+++ Records for processing
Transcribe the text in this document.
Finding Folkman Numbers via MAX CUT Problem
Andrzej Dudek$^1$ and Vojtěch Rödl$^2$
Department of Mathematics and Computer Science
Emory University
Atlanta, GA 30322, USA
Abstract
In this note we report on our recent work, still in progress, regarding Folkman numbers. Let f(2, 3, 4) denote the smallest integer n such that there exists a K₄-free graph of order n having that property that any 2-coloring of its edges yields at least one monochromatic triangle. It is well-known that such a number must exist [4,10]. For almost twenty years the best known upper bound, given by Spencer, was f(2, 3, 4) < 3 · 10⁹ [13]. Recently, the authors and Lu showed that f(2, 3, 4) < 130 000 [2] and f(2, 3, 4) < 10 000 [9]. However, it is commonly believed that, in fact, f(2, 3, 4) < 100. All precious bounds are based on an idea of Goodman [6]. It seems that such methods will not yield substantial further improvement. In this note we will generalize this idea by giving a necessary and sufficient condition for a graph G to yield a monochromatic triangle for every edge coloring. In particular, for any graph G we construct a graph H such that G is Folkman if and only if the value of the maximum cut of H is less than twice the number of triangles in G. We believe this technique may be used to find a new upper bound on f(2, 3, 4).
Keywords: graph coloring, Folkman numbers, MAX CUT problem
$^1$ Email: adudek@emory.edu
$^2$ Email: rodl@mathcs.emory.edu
++++++
To be done:
Whichever lines contain the string "Email", select and copy them.

Response to this task:
$^1$ Email: adudek@emory.edu
$^2$ Email: rodl@mathcs.emory.edu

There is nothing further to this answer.